What is needed
Identify the lines that include the word "subtitle", then copy all of them.

Rows
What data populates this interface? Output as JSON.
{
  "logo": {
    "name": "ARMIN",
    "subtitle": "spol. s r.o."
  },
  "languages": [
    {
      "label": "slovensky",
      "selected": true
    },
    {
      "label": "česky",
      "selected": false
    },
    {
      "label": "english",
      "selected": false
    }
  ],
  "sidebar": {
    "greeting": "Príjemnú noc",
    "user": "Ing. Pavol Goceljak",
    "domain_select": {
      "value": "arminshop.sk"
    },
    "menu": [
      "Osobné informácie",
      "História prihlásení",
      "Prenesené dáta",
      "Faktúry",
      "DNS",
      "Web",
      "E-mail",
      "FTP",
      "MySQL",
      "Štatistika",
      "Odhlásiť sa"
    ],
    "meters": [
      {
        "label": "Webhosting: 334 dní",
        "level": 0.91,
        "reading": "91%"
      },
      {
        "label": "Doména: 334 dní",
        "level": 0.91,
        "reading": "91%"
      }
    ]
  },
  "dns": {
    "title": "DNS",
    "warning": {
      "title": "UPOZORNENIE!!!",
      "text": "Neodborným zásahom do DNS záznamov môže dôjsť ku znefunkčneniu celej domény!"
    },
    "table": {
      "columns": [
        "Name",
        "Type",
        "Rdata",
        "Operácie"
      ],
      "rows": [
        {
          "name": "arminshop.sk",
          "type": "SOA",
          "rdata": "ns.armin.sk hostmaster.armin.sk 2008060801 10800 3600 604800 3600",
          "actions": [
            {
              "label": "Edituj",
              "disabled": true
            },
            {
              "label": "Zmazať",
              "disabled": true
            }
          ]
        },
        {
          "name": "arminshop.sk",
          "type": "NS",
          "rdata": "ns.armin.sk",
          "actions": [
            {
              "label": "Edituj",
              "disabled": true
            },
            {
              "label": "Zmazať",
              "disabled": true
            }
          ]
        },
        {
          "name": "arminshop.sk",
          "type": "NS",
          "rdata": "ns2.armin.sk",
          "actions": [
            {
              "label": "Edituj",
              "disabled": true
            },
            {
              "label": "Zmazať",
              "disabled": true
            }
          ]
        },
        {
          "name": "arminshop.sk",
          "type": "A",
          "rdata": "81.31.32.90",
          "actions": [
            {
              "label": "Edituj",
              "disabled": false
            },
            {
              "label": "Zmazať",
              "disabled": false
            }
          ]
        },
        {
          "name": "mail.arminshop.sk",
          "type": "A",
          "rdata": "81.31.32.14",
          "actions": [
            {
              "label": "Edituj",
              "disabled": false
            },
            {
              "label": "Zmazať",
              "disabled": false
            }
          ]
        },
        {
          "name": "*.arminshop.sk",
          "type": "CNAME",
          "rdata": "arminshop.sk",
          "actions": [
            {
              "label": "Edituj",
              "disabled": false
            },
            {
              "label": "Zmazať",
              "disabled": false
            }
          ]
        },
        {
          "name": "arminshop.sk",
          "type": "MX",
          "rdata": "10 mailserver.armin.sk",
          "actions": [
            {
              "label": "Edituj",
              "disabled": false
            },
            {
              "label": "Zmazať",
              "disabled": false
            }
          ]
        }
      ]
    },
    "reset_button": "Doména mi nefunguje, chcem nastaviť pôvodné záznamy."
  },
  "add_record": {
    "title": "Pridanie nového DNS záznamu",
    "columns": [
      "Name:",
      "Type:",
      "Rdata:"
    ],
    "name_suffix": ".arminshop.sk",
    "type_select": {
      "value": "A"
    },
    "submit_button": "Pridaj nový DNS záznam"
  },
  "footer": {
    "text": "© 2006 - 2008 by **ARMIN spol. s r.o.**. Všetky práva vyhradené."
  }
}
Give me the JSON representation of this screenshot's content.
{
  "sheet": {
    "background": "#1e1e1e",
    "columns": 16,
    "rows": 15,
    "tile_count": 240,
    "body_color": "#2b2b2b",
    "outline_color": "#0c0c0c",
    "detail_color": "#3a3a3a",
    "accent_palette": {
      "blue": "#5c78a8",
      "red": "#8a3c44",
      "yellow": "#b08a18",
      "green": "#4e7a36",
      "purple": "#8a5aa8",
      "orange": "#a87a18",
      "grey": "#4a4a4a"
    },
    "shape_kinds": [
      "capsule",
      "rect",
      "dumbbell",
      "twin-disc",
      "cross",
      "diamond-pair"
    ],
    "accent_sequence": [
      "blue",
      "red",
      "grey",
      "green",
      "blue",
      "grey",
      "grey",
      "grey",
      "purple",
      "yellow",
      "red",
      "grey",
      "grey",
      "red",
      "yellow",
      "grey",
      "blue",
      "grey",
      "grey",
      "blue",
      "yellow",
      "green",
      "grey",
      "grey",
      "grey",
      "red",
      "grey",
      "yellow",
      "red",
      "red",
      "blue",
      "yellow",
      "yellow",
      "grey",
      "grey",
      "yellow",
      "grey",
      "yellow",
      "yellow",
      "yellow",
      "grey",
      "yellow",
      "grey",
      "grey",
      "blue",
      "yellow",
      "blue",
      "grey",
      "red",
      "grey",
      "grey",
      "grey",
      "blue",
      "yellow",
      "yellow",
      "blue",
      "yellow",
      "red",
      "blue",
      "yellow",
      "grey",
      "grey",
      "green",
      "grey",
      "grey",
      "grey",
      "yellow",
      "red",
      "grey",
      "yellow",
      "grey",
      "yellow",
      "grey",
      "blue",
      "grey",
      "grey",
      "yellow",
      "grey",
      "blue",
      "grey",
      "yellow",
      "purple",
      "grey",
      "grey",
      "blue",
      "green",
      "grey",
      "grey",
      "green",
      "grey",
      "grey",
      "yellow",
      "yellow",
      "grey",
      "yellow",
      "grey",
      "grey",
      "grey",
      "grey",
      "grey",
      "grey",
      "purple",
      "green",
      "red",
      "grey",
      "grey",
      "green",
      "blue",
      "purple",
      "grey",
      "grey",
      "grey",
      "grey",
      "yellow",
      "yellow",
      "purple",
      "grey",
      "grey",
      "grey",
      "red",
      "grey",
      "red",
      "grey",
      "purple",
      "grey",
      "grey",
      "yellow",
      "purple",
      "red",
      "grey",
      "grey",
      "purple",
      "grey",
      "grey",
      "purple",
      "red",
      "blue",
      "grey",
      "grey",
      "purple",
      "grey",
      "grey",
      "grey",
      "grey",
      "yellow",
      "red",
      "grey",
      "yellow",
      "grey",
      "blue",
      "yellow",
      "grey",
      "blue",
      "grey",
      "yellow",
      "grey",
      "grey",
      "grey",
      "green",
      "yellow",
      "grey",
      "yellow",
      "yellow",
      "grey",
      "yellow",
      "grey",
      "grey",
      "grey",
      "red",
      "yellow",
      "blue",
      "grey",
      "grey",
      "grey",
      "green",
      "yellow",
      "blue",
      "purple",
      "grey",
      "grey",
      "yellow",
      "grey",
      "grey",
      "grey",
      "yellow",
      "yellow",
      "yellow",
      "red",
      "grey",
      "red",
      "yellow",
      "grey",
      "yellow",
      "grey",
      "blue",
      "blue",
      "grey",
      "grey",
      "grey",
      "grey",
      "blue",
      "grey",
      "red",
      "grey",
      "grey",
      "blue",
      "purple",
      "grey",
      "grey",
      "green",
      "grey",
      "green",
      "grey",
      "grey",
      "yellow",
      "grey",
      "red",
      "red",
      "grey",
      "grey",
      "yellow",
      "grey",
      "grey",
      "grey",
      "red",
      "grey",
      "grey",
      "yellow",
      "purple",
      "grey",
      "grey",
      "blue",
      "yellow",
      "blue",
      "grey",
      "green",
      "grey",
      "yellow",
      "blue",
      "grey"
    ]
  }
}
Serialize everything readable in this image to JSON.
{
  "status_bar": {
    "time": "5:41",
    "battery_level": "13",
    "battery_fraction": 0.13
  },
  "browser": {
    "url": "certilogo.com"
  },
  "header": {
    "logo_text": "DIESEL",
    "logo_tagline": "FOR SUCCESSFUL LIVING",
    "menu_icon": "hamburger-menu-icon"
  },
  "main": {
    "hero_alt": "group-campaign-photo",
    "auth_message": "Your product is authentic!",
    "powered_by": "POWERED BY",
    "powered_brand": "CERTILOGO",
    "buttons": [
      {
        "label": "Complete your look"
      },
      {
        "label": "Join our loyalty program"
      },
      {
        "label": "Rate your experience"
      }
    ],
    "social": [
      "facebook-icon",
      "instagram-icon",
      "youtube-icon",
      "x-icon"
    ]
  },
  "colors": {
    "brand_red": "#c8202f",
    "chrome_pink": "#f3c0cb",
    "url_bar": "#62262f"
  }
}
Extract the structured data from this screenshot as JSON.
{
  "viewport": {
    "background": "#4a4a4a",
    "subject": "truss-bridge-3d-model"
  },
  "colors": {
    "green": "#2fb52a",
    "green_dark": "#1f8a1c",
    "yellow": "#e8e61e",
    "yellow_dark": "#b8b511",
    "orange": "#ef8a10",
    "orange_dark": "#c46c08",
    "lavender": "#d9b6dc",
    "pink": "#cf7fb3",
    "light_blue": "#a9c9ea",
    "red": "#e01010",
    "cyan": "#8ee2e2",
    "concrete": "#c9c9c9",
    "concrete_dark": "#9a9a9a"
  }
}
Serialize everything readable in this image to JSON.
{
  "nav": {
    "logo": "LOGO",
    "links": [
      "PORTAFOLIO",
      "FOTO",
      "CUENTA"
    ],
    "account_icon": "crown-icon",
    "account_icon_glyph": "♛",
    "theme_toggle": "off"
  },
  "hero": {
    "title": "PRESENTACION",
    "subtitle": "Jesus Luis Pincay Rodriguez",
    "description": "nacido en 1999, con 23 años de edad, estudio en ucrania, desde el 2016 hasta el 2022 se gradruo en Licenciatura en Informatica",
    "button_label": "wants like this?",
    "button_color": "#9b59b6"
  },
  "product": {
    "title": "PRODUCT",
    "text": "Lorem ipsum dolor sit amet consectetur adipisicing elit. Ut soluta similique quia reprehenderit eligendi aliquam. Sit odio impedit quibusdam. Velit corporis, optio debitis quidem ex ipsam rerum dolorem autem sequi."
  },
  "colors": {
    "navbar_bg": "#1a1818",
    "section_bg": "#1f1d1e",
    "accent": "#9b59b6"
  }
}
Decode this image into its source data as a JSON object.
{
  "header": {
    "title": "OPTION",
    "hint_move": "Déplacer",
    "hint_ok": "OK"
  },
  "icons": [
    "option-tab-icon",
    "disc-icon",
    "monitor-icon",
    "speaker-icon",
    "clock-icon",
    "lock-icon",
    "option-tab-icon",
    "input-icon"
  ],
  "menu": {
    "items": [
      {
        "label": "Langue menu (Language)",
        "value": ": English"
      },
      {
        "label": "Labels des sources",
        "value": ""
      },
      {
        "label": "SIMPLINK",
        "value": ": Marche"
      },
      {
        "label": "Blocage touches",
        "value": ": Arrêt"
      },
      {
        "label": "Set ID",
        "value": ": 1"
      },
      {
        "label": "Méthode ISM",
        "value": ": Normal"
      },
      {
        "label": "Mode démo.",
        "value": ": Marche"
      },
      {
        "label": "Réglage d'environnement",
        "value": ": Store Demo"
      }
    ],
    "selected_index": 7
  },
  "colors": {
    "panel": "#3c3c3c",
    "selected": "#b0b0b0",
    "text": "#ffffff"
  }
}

Task answer
    "subtitle": "spol. s r.o."
    "subtitle": "Jesus Luis Pincay Rodriguez",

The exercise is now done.